═════ Data extract ═════
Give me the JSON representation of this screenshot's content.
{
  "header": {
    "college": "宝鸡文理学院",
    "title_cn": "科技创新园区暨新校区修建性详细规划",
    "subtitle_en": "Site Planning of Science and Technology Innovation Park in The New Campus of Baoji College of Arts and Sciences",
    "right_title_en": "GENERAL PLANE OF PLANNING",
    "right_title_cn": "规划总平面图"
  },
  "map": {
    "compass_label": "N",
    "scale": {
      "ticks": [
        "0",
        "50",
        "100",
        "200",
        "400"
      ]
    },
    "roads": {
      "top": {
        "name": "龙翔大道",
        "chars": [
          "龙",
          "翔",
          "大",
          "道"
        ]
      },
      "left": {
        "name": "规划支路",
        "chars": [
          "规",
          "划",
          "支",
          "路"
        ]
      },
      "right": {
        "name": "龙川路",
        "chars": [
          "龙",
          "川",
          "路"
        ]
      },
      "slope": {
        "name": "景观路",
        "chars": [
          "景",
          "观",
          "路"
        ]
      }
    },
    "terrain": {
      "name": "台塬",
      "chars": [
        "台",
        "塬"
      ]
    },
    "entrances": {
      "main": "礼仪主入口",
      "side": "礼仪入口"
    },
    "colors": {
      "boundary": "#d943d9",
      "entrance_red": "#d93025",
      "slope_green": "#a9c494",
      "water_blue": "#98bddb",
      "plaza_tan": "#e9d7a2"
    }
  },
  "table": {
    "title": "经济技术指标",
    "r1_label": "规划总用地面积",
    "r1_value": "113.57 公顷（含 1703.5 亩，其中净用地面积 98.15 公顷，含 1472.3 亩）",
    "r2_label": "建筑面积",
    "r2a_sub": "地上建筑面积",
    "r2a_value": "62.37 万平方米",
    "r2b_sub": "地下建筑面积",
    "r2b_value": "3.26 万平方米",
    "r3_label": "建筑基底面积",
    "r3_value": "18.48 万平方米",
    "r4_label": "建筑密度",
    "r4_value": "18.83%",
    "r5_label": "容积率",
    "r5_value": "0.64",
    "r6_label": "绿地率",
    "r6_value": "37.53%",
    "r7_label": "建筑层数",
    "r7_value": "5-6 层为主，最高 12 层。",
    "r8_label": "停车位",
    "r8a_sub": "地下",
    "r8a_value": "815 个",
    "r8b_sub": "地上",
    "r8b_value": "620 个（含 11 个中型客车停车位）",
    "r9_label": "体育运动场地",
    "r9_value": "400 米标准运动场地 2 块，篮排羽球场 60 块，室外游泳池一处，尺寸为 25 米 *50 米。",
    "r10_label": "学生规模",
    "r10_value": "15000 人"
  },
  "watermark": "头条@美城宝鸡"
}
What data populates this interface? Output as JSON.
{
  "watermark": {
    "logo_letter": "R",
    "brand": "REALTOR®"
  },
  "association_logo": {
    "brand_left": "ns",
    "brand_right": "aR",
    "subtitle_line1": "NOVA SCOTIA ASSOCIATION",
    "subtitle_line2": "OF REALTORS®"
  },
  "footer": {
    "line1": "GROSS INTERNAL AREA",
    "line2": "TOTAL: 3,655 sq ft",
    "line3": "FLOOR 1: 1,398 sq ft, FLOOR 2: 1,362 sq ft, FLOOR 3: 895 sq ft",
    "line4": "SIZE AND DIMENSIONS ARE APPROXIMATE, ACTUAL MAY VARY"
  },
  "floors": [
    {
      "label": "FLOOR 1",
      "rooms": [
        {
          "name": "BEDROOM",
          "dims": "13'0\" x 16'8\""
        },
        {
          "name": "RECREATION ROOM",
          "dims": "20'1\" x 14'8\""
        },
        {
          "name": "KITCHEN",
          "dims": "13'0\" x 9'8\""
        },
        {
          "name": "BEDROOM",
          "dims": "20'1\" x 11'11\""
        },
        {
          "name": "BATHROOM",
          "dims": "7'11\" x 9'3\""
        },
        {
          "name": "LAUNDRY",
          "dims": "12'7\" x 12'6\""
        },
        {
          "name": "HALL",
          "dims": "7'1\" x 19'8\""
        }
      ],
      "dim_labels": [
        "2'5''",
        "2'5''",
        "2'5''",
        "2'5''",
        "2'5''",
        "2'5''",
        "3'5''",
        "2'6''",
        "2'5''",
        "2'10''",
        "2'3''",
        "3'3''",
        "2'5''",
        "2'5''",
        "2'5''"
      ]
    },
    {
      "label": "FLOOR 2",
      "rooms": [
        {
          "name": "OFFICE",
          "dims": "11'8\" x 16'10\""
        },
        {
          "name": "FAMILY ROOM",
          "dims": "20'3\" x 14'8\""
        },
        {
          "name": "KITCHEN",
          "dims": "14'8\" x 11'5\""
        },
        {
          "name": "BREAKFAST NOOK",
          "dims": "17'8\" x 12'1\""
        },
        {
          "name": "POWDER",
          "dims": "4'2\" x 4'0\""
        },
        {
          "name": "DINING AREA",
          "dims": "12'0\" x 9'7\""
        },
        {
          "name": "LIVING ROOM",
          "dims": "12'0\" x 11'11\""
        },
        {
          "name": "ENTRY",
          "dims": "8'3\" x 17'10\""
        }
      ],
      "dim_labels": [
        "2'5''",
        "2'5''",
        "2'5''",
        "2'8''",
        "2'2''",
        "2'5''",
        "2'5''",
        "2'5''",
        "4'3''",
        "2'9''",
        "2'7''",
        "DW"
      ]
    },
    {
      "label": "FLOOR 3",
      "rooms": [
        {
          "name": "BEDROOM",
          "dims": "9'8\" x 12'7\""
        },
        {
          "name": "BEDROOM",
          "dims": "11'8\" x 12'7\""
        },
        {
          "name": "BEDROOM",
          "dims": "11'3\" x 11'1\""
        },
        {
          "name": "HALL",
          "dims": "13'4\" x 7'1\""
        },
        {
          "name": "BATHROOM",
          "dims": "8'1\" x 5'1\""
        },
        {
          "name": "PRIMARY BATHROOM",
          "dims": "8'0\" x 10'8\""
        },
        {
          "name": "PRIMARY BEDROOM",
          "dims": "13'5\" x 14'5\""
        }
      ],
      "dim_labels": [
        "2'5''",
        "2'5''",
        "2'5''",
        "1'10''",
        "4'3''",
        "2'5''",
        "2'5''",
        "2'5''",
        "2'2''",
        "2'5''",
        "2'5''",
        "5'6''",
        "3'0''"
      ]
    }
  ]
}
═════
Objective:
Transcribe the whole listing exactly.

Complete response:
Give me the JSON representation of this screenshot's content.
{
  "header": {
    "college": "宝鸡文理学院",
    "title_cn": "科技创新园区暨新校区修建性详细规划",
    "subtitle_en": "Site Planning of Science and Technology Innovation Park in The New Campus of Baoji College of Arts and Sciences",
    "right_title_en": "GENERAL PLANE OF PLANNING",
    "right_title_cn": "规划总平面图"
  },
  "map": {
    "compass_label": "N",
    "scale": {
      "ticks": [
        "0",
        "50",
        "100",
        "200",
        "400"
      ]
    },
    "roads": {
      "top": {
        "name": "龙翔大道",
        "chars": [
          "龙",
          "翔",
          "大",
          "道"
        ]
      },
      "left": {
        "name": "规划支路",
        "chars": [
          "规",
          "划",
          "支",
          "路"
        ]
      },
      "right": {
        "name": "龙川路",
        "chars": [
          "龙",
          "川",
          "路"
        ]
      },
      "slope": {
        "name": "景观路",
        "chars": [
          "景",
          "观",
          "路"
        ]
      }
    },
    "terrain": {
      "name": "台塬",
      "chars": [
        "台",
        "塬"
      ]
    },
    "entrances": {
      "main": "礼仪主入口",
      "side": "礼仪入口"
    },
    "colors": {
      "boundary": "#d943d9",
      "entrance_red": "#d93025",
      "slope_green": "#a9c494",
      "water_blue": "#98bddb",
      "plaza_tan": "#e9d7a2"
    }
  },
  "table": {
    "title": "经济技术指标",
    "r1_label": "规划总用地面积",
    "r1_value": "113.57 公顷（含 1703.5 亩，其中净用地面积 98.15 公顷，含 1472.3 亩）",
    "r2_label": "建筑面积",
    "r2a_sub": "地上建筑面积",
    "r2a_value": "62.37 万平方米",
    "r2b_sub": "地下建筑面积",
    "r2b_value": "3.26 万平方米",
    "r3_label": "建筑基底面积",
    "r3_value": "18.48 万平方米",
    "r4_label": "建筑密度",
    "r4_value": "18.83%",
    "r5_label": "容积率",
    "r5_value": "0.64",
    "r6_label": "绿地率",
    "r6_value": "37.53%",
    "r7_label": "建筑层数",
    "r7_value": "5-6 层为主，最高 12 层。",
    "r8_label": "停车位",
    "r8a_sub": "地下",
    "r8a_value": "815 个",
    "r8b_sub": "地上",
    "r8b_value": "620 个（含 11 个中型客车停车位）",
    "r9_label": "体育运动场地",
    "r9_value": "400 米标准运动场地 2 块，篮排羽球场 60 块，室外游泳池一处，尺寸为 25 米 *50 米。",
    "r10_label": "学生规模",
    "r10_value": "15000 人"
  },
  "watermark": "头条@美城宝鸡"
}
What data populates this interface? Output as JSON.
{
  "watermark": {
    "logo_letter": "R",
    "brand": "REALTOR®"
  },
  "association_logo": {
    "brand_left": "ns",
    "brand_right": "aR",
    "subtitle_line1": "NOVA SCOTIA ASSOCIATION",
    "subtitle_line2": "OF REALTORS®"
  },
  "footer": {
    "line1": "GROSS INTERNAL AREA",
    "line2": "TOTAL: 3,655 sq ft",
    "line3": "FLOOR 1: 1,398 sq ft, FLOOR 2: 1,362 sq ft, FLOOR 3: 895 sq ft",
    "line4": "SIZE AND DIMENSIONS ARE APPROXIMATE, ACTUAL MAY VARY"
  },
  "floors": [
    {
      "label": "FLOOR 1",
      "rooms": [
        {
          "name": "BEDROOM",
          "dims": "13'0\" x 16'8\""
        },
        {
          "name": "RECREATION ROOM",
          "dims": "20'1\" x 14'8\""
        },
        {
          "name": "KITCHEN",
          "dims": "13'0\" x 9'8\""
        },
        {
          "name": "BEDROOM",
          "dims": "20'1\" x 11'11\""
        },
        {
          "name": "BATHROOM",
          "dims": "7'11\" x 9'3\""
        },
        {
          "name": "LAUNDRY",
          "dims": "12'7\" x 12'6\""
        },
        {
          "name": "HALL",
          "dims": "7'1\" x 19'8\""
        }
      ],
      "dim_labels": [
        "2'5''",
        "2'5''",
        "2'5''",
        "2'5''",
        "2'5''",
        "2'5''",
        "3'5''",
        "2'6''",
        "2'5''",
        "2'10''",
        "2'3''",
        "3'3''",
        "2'5''",
        "2'5''",
        "2'5''"
      ]
    },
    {
      "label": "FLOOR 2",
      "rooms": [
        {
          "name": "OFFICE",
          "dims": "11'8\" x 16'10\""
        },
        {
          "name": "FAMILY ROOM",
          "dims": "20'3\" x 14'8\""
        },
        {
          "name": "KITCHEN",
          "dims": "14'8\" x 11'5\""
        },
        {
          "name": "BREAKFAST NOOK",
          "dims": "17'8\" x 12'1\""
        },
        {
          "name": "POWDER",
          "dims": "4'2\" x 4'0\""
        },
        {
          "name": "DINING AREA",
          "dims": "12'0\" x 9'7\""
        },
        {
          "name": "LIVING ROOM",
          "dims": "12'0\" x 11'11\""
        },
        {
          "name": "ENTRY",
          "dims": "8'3\" x 17'10\""
        }
      ],
      "dim_labels": [
        "2'5''",
        "2'5''",
        "2'5''",
        "2'8''",
        "2'2''",
        "2'5''",
        "2'5''",
        "2'5''",
        "4'3''",
        "2'9''",
        "2'7''",
        "DW"
      ]
    },
    {
      "label": "FLOOR 3",
      "rooms": [
        {
          "name": "BEDROOM",
          "dims": "9'8\" x 12'7\""
        },
        {
          "name": "BEDROOM",
          "dims": "11'8\" x 12'7\""
        },
        {
          "name": "BEDROOM",
          "dims": "11'3\" x 11'1\""
        },
        {
          "name": "HALL",
          "dims": "13'4\" x 7'1\""
        },
        {
          "name": "BATHROOM",
          "dims": "8'1\" x 5'1\""
        },
        {
          "name": "PRIMARY BATHROOM",
          "dims": "8'0\" x 10'8\""
        },
        {
          "name": "PRIMARY BEDROOM",
          "dims": "13'5\" x 14'5\""
        }
      ],
      "dim_labels": [
        "2'5''",
        "2'5''",
        "2'5''",
        "1'10''",
        "4'3''",
        "2'5''",
        "2'5''",
        "2'5''",
        "2'2''",
        "2'5''",
        "2'5''",
        "5'6''",
        "3'0''"
      ]
    }
  ]
}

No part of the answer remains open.